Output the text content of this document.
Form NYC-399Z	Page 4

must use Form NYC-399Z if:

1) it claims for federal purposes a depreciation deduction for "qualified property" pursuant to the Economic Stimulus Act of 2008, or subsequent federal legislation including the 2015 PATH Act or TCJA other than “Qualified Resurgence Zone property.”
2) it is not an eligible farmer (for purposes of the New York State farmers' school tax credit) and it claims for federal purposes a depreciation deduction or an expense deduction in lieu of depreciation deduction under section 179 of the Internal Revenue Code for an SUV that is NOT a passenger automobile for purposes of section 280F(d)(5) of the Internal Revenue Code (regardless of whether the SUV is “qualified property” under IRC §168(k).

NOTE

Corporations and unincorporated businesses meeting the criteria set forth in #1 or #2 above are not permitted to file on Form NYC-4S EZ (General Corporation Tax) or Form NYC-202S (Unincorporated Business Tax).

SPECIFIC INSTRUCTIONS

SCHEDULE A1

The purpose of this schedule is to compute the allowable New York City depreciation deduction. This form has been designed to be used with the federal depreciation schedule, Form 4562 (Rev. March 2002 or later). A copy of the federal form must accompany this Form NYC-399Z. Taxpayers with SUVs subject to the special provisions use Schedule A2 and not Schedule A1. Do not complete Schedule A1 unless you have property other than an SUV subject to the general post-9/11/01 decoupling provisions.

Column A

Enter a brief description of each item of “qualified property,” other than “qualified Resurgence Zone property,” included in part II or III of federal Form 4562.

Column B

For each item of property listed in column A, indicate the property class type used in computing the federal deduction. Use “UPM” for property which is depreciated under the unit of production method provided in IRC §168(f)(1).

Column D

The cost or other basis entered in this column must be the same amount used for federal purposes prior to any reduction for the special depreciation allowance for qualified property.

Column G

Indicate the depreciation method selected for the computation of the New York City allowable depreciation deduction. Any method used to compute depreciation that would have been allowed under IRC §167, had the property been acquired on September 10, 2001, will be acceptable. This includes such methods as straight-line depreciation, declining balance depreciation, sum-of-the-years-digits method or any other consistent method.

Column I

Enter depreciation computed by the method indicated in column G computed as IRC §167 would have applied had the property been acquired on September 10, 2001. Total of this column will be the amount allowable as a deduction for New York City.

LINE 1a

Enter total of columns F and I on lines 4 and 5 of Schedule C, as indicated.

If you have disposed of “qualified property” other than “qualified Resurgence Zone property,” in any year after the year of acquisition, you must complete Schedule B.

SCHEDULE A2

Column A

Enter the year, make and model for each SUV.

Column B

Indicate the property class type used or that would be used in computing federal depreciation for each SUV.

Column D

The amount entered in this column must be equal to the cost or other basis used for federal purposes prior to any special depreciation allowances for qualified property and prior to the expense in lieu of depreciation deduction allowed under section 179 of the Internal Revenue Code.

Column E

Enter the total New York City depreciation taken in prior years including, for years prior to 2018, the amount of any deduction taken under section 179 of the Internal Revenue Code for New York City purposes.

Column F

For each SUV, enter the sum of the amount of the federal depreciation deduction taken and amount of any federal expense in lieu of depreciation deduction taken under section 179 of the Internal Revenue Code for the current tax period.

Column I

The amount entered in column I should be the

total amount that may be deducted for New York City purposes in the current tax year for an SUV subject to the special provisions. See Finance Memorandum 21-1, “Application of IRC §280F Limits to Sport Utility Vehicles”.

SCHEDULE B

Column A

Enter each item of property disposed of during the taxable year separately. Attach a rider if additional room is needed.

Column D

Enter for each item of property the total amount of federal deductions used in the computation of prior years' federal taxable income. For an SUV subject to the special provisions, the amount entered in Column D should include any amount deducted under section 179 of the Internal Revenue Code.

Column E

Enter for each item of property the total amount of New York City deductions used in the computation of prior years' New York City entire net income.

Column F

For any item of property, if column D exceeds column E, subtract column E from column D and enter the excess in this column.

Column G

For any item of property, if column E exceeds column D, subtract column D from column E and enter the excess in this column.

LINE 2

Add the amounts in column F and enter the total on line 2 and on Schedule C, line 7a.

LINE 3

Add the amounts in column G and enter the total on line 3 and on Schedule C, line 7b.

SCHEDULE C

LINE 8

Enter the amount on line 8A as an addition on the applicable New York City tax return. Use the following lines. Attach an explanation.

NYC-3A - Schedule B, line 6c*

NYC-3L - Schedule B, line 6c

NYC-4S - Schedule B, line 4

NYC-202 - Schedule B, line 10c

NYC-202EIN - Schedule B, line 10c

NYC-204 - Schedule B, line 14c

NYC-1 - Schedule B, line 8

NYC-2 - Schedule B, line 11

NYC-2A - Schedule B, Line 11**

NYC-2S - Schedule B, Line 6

________________________________________

- [Requirements] Reproduce each entry from the records above, character for character.

- [Output for this task]
Output the text content of this document.
Form NYC-399Z	Page 4

must use Form NYC-399Z if:

1) it claims for federal purposes a depreciation deduction for "qualified property" pursuant to the Economic Stimulus Act of 2008, or subsequent federal legislation including the 2015 PATH Act or TCJA other than “Qualified Resurgence Zone property.”
2) it is not an eligible farmer (for purposes of the New York State farmers' school tax credit) and it claims for federal purposes a depreciation deduction or an expense deduction in lieu of depreciation deduction under section 179 of the Internal Revenue Code for an SUV that is NOT a passenger automobile for purposes of section 280F(d)(5) of the Internal Revenue Code (regardless of whether the SUV is “qualified property” under IRC §168(k).

NOTE

Corporations and unincorporated businesses meeting the criteria set forth in #1 or #2 above are not permitted to file on Form NYC-4S EZ (General Corporation Tax) or Form NYC-202S (Unincorporated Business Tax).

SPECIFIC INSTRUCTIONS

SCHEDULE A1

The purpose of this schedule is to compute the allowable New York City depreciation deduction. This form has been designed to be used with the federal depreciation schedule, Form 4562 (Rev. March 2002 or later). A copy of the federal form must accompany this Form NYC-399Z. Taxpayers with SUVs subject to the special provisions use Schedule A2 and not Schedule A1. Do not complete Schedule A1 unless you have property other than an SUV subject to the general post-9/11/01 decoupling provisions.

Column A

Enter a brief description of each item of “qualified property,” other than “qualified Resurgence Zone property,” included in part II or III of federal Form 4562.

Column B

For each item of property listed in column A, indicate the property class type used in computing the federal deduction. Use “UPM” for property which is depreciated under the unit of production method provided in IRC §168(f)(1).

Column D

The cost or other basis entered in this column must be the same amount used for federal purposes prior to any reduction for the special depreciation allowance for qualified property.

Column G

Indicate the depreciation method selected for the computation of the New York City allowable depreciation deduction. Any method used to compute depreciation that would have been allowed under IRC §167, had the property been acquired on September 10, 2001, will be acceptable. This includes such methods as straight-line depreciation, declining balance depreciation, sum-of-the-years-digits method or any other consistent method.

Column I

Enter depreciation computed by the method indicated in column G computed as IRC §167 would have applied had the property been acquired on September 10, 2001. Total of this column will be the amount allowable as a deduction for New York City.

LINE 1a

Enter total of columns F and I on lines 4 and 5 of Schedule C, as indicated.

If you have disposed of “qualified property” other than “qualified Resurgence Zone property,” in any year after the year of acquisition, you must complete Schedule B.

SCHEDULE A2

Column A

Enter the year, make and model for each SUV.

Column B

Indicate the property class type used or that would be used in computing federal depreciation for each SUV.

Column D

The amount entered in this column must be equal to the cost or other basis used for federal purposes prior to any special depreciation allowances for qualified property and prior to the expense in lieu of depreciation deduction allowed under section 179 of the Internal Revenue Code.

Column E

Enter the total New York City depreciation taken in prior years including, for years prior to 2018, the amount of any deduction taken under section 179 of the Internal Revenue Code for New York City purposes.

Column F

For each SUV, enter the sum of the amount of the federal depreciation deduction taken and amount of any federal expense in lieu of depreciation deduction taken under section 179 of the Internal Revenue Code for the current tax period.

Column I

The amount entered in column I should be the

total amount that may be deducted for New York City purposes in the current tax year for an SUV subject to the special provisions. See Finance Memorandum 21-1, “Application of IRC §280F Limits to Sport Utility Vehicles”.

SCHEDULE B

Column A

Enter each item of property disposed of during the taxable year separately. Attach a rider if additional room is needed.

Column D

Enter for each item of property the total amount of federal deductions used in the computation of prior years' federal taxable income. For an SUV subject to the special provisions, the amount entered in Column D should include any amount deducted under section 179 of the Internal Revenue Code.

Column E

Enter for each item of property the total amount of New York City deductions used in the computation of prior years' New York City entire net income.

Column F

For any item of property, if column D exceeds column E, subtract column E from column D and enter the excess in this column.

Column G

For any item of property, if column E exceeds column D, subtract column D from column E and enter the excess in this column.

LINE 2

Add the amounts in column F and enter the total on line 2 and on Schedule C, line 7a.

LINE 3

Add the amounts in column G and enter the total on line 3 and on Schedule C, line 7b.

SCHEDULE C

LINE 8

Enter the amount on line 8A as an addition on the applicable New York City tax return. Use the following lines. Attach an explanation.

NYC-3A - Schedule B, line 6c*

NYC-3L - Schedule B, line 6c

NYC-4S - Schedule B, line 4

NYC-202 - Schedule B, line 10c

NYC-202EIN - Schedule B, line 10c

NYC-204 - Schedule B, line 14c

NYC-1 - Schedule B, line 8

NYC-2 - Schedule B, line 11

NYC-2A - Schedule B, Line 11**

NYC-2S - Schedule B, Line 6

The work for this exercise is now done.